# WHAT THE TASK REQUIRES
Repeat every one of the entries below word for word, without any changes.

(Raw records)
· · ·

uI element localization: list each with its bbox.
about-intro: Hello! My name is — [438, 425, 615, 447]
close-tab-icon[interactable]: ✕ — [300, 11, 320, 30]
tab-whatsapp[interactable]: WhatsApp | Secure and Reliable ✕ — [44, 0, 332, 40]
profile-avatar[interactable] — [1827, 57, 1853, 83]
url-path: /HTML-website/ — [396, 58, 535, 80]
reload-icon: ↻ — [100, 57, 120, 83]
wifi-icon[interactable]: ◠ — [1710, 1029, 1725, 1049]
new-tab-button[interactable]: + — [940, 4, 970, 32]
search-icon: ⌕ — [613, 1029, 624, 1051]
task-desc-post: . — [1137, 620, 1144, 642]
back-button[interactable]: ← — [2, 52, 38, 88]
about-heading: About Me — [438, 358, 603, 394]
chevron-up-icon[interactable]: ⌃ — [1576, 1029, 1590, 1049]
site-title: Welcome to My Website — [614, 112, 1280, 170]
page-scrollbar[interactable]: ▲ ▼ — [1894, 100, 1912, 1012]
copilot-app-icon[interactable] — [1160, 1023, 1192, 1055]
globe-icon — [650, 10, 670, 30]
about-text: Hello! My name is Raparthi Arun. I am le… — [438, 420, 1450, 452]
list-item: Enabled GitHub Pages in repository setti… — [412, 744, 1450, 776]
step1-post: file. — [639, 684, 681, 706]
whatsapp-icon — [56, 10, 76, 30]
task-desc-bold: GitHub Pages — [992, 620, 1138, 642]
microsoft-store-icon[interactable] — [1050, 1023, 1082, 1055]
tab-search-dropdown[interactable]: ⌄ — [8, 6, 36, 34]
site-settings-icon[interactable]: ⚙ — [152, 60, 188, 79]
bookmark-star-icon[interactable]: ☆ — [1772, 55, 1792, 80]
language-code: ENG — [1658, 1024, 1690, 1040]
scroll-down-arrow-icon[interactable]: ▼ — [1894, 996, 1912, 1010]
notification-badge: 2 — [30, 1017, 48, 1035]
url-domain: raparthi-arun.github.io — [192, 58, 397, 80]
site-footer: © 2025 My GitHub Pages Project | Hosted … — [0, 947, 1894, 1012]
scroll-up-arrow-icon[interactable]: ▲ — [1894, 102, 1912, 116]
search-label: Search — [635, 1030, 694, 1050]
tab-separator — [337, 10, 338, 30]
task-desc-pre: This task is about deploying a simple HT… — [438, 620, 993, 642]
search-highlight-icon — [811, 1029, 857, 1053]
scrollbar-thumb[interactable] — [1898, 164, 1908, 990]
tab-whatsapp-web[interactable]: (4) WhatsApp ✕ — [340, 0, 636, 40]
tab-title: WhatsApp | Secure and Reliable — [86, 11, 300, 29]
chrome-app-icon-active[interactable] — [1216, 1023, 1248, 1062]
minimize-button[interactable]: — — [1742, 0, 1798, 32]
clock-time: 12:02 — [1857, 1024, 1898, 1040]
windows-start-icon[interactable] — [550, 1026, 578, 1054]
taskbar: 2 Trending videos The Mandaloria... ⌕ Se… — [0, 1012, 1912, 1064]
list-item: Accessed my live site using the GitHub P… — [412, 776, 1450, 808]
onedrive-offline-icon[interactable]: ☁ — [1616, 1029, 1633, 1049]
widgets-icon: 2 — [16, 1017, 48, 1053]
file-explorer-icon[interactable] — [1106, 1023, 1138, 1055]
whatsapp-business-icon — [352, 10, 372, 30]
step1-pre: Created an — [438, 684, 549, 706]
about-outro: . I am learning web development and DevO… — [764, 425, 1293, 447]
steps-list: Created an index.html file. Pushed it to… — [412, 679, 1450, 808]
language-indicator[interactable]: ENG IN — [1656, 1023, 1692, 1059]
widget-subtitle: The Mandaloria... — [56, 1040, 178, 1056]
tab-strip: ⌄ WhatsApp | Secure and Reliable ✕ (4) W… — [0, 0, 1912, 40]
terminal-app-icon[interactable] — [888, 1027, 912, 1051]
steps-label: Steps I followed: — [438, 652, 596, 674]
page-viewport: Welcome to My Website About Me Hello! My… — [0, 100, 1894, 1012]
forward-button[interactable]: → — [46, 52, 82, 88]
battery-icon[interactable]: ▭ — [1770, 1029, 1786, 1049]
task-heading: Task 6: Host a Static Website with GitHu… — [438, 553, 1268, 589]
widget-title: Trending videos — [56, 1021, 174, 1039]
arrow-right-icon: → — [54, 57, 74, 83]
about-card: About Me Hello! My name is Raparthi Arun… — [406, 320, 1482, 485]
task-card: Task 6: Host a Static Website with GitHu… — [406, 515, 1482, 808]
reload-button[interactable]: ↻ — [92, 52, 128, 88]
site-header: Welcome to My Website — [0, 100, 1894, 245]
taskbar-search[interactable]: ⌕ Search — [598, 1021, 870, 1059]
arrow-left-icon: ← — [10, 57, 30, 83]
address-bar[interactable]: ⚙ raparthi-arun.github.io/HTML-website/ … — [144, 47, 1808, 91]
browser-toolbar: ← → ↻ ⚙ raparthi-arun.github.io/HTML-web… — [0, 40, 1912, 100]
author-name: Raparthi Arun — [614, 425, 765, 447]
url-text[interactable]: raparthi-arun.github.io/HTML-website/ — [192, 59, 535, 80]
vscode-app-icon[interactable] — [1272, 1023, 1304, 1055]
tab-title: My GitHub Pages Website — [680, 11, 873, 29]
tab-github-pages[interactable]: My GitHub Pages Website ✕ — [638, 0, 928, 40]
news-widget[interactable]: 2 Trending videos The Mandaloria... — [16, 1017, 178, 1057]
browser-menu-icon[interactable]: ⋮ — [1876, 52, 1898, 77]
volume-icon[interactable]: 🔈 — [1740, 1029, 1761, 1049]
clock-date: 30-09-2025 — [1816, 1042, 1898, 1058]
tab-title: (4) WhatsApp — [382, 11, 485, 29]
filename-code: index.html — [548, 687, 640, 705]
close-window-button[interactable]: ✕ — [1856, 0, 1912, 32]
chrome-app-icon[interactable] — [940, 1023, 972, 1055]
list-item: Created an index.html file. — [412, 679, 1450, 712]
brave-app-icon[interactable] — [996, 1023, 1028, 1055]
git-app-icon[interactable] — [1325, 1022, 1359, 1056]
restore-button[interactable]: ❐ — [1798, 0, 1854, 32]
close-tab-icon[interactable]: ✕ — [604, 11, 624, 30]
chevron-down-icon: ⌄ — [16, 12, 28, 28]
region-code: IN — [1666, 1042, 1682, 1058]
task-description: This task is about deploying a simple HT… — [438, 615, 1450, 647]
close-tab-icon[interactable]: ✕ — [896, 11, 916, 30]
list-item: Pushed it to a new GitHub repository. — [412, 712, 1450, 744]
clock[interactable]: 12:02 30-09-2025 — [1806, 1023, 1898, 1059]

· · ·

# EXERCISE SOLUTION
uI element localization: list each with its bbox.
about-intro: Hello! My name is — [438, 425, 615, 447]
close-tab-icon[interactable]: ✕ — [300, 11, 320, 30]
tab-whatsapp[interactable]: WhatsApp | Secure and Reliable ✕ — [44, 0, 332, 40]
profile-avatar[interactable] — [1827, 57, 1853, 83]
url-path: /HTML-website/ — [396, 58, 535, 80]
reload-icon: ↻ — [100, 57, 120, 83]
wifi-icon[interactable]: ◠ — [1710, 1029, 1725, 1049]
new-tab-button[interactable]: + — [940, 4, 970, 32]
search-icon: ⌕ — [613, 1029, 624, 1051]
task-desc-post: . — [1137, 620, 1144, 642]
back-button[interactable]: ← — [2, 52, 38, 88]
about-heading: About Me — [438, 358, 603, 394]
chevron-up-icon[interactable]: ⌃ — [1576, 1029, 1590, 1049]
site-title: Welcome to My Website — [614, 112, 1280, 170]
page-scrollbar[interactable]: ▲ ▼ — [1894, 100, 1912, 1012]
copilot-app-icon[interactable] — [1160, 1023, 1192, 1055]
globe-icon — [650, 10, 670, 30]
about-text: Hello! My name is Raparthi Arun. I am le… — [438, 420, 1450, 452]
list-item: Enabled GitHub Pages in repository setti… — [412, 744, 1450, 776]
step1-post: file. — [639, 684, 681, 706]
whatsapp-icon — [56, 10, 76, 30]
task-desc-bold: GitHub Pages — [992, 620, 1138, 642]
microsoft-store-icon[interactable] — [1050, 1023, 1082, 1055]
tab-search-dropdown[interactable]: ⌄ — [8, 6, 36, 34]
site-settings-icon[interactable]: ⚙ — [152, 60, 188, 79]
bookmark-star-icon[interactable]: ☆ — [1772, 55, 1792, 80]
language-code: ENG — [1658, 1024, 1690, 1040]
scroll-down-arrow-icon[interactable]: ▼ — [1894, 996, 1912, 1010]
notification-badge: 2 — [30, 1017, 48, 1035]
url-domain: raparthi-arun.github.io — [192, 58, 397, 80]
site-footer: © 2025 My GitHub Pages Project | Hosted … — [0, 947, 1894, 1012]
scroll-up-arrow-icon[interactable]: ▲ — [1894, 102, 1912, 116]
search-label: Search — [635, 1030, 694, 1050]
tab-separator — [337, 10, 338, 30]
task-desc-pre: This task is about deploying a simple HT… — [438, 620, 993, 642]
search-highlight-icon — [811, 1029, 857, 1053]
scrollbar-thumb[interactable] — [1898, 164, 1908, 990]
tab-whatsapp-web[interactable]: (4) WhatsApp ✕ — [340, 0, 636, 40]
tab-title: WhatsApp | Secure and Reliable — [86, 11, 300, 29]
chrome-app-icon-active[interactable] — [1216, 1023, 1248, 1062]
minimize-button[interactable]: — — [1742, 0, 1798, 32]
clock-time: 12:02 — [1857, 1024, 1898, 1040]
windows-start-icon[interactable] — [550, 1026, 578, 1054]
taskbar: 2 Trending videos The Mandaloria... ⌕ Se… — [0, 1012, 1912, 1064]
list-item: Accessed my live site using the GitHub P… — [412, 776, 1450, 808]
onedrive-offline-icon[interactable]: ☁ — [1616, 1029, 1633, 1049]
widgets-icon: 2 — [16, 1017, 48, 1053]
file-explorer-icon[interactable] — [1106, 1023, 1138, 1055]
whatsapp-business-icon — [352, 10, 372, 30]
step1-pre: Created an — [438, 684, 549, 706]
about-outro: . I am learning web development and DevO… — [764, 425, 1293, 447]
steps-list: Created an index.html file. Pushed it to… — [412, 679, 1450, 808]
language-indicator[interactable]: ENG IN — [1656, 1023, 1692, 1059]
widget-subtitle: The Mandaloria... — [56, 1040, 178, 1056]
tab-strip: ⌄ WhatsApp | Secure and Reliable ✕ (4) W… — [0, 0, 1912, 40]
terminal-app-icon[interactable] — [888, 1027, 912, 1051]
steps-label: Steps I followed: — [438, 652, 596, 674]
page-viewport: Welcome to My Website About Me Hello! My… — [0, 100, 1894, 1012]
forward-button[interactable]: → — [46, 52, 82, 88]
battery-icon[interactable]: ▭ — [1770, 1029, 1786, 1049]
task-heading: Task 6: Host a Static Website with GitHu… — [438, 553, 1268, 589]
widget-title: Trending videos — [56, 1021, 174, 1039]
arrow-right-icon: → — [54, 57, 74, 83]
about-card: About Me Hello! My name is Raparthi Arun… — [406, 320, 1482, 485]
task-card: Task 6: Host a Static Website with GitHu… — [406, 515, 1482, 808]
reload-button[interactable]: ↻ — [92, 52, 128, 88]
site-header: Welcome to My Website — [0, 100, 1894, 245]
taskbar-search[interactable]: ⌕ Search — [598, 1021, 870, 1059]
arrow-left-icon: ← — [10, 57, 30, 83]
address-bar[interactable]: ⚙ raparthi-arun.github.io/HTML-website/ … — [144, 47, 1808, 91]
browser-toolbar: ← → ↻ ⚙ raparthi-arun.github.io/HTML-web… — [0, 40, 1912, 100]
author-name: Raparthi Arun — [614, 425, 765, 447]
url-text[interactable]: raparthi-arun.github.io/HTML-website/ — [192, 59, 535, 80]
vscode-app-icon[interactable] — [1272, 1023, 1304, 1055]
tab-title: My GitHub Pages Website — [680, 11, 873, 29]
tab-github-pages[interactable]: My GitHub Pages Website ✕ — [638, 0, 928, 40]
news-widget[interactable]: 2 Trending videos The Mandaloria... — [16, 1017, 178, 1057]
browser-menu-icon[interactable]: ⋮ — [1876, 52, 1898, 77]
volume-icon[interactable]: 🔈 — [1740, 1029, 1761, 1049]
clock-date: 30-09-2025 — [1816, 1042, 1898, 1058]
tab-title: (4) WhatsApp — [382, 11, 485, 29]
filename-code: index.html — [548, 687, 640, 705]
close-window-button[interactable]: ✕ — [1856, 0, 1912, 32]
chrome-app-icon[interactable] — [940, 1023, 972, 1055]
list-item: Created an index.html file. — [412, 679, 1450, 712]
brave-app-icon[interactable] — [996, 1023, 1028, 1055]
git-app-icon[interactable] — [1325, 1022, 1359, 1056]
restore-button[interactable]: ❐ — [1798, 0, 1854, 32]
close-tab-icon[interactable]: ✕ — [604, 11, 624, 30]
chevron-down-icon: ⌄ — [16, 12, 28, 28]
region-code: IN — [1666, 1042, 1682, 1058]
task-description: This task is about deploying a simple HT… — [438, 615, 1450, 647]
close-tab-icon[interactable]: ✕ — [896, 11, 916, 30]
list-item: Pushed it to a new GitHub repository. — [412, 712, 1450, 744]
clock[interactable]: 12:02 30-09-2025 — [1806, 1023, 1898, 1059]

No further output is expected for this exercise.